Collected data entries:
____________

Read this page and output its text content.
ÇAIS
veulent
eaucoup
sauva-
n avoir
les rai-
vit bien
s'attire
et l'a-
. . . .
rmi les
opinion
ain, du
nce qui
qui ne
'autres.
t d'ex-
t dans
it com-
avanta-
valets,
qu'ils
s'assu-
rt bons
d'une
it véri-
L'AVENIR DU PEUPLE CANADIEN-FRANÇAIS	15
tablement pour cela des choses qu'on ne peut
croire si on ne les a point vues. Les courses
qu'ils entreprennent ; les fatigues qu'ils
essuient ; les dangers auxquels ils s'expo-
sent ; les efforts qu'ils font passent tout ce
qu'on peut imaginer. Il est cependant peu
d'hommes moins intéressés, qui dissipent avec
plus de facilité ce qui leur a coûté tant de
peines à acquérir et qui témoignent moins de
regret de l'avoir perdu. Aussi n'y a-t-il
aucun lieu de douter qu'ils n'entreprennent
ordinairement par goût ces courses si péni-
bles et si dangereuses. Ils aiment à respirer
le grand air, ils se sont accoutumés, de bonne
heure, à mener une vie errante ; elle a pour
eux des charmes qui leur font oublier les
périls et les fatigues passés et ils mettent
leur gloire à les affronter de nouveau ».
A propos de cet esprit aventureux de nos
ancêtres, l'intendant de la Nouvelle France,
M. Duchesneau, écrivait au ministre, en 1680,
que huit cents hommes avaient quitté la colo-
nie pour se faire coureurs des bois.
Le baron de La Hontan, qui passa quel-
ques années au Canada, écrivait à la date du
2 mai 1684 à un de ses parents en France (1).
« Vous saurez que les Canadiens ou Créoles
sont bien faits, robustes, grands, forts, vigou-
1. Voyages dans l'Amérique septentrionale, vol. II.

____________

▸ SET PROBLEM
Show every line from the entries above in which "écrivait" appears.

▸ THE RESPONSE
M. Duchesneau, écrivait au ministre, en 1680,
ques années au Canada, écrivait à la date du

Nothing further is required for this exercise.